Source data Block Start

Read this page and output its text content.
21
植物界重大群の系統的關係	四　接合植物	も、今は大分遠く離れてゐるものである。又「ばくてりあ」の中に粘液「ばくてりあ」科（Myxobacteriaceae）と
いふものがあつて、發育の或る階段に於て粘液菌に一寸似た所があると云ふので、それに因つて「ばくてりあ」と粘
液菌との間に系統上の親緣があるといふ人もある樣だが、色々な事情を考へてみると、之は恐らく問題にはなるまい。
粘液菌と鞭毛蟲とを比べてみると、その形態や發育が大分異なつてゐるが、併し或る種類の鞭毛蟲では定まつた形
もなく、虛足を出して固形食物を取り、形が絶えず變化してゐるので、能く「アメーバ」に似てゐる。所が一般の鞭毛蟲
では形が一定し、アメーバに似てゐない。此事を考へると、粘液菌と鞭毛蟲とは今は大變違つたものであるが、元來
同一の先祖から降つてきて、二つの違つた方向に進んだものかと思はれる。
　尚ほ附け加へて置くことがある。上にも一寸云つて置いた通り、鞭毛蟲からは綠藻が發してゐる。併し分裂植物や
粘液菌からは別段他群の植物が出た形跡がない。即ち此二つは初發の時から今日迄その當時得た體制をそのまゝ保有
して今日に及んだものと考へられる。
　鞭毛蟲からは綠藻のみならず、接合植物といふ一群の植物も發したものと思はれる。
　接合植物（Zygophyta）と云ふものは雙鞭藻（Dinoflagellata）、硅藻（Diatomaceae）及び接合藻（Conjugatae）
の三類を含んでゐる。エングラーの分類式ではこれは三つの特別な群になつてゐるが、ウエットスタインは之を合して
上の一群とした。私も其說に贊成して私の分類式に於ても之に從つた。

Source data Block End

» **Your instructions**
Look through the records above for the word "ばくてりあ" and state how many lines contain it, giving the number alone.

» **Response area**
2